(Structured figure records)
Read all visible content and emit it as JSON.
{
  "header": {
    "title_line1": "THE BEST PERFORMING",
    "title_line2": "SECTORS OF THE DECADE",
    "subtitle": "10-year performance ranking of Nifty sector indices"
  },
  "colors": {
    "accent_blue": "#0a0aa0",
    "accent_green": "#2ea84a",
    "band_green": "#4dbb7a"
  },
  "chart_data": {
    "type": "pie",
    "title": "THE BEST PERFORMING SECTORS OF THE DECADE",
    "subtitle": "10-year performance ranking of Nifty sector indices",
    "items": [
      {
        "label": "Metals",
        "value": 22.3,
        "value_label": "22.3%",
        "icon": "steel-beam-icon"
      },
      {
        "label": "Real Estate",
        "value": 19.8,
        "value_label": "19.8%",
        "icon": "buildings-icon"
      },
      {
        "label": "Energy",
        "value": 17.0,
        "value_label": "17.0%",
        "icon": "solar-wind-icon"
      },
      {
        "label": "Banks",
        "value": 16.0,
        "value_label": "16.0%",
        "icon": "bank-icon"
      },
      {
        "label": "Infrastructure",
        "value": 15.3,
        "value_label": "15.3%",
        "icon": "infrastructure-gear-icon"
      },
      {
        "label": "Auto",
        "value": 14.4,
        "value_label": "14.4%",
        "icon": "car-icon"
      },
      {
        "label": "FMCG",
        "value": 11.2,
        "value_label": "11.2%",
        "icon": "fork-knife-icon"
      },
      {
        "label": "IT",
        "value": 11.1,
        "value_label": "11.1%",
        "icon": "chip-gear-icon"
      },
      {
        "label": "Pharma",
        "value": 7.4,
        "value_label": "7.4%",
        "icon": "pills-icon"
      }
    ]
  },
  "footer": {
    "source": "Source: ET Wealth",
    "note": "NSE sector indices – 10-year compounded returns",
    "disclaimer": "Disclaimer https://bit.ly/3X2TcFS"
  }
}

REQUIREMENT: Only a number is wanted: how many lines of the data above contain "DECADE"?

SOLVED PROBLEM: 2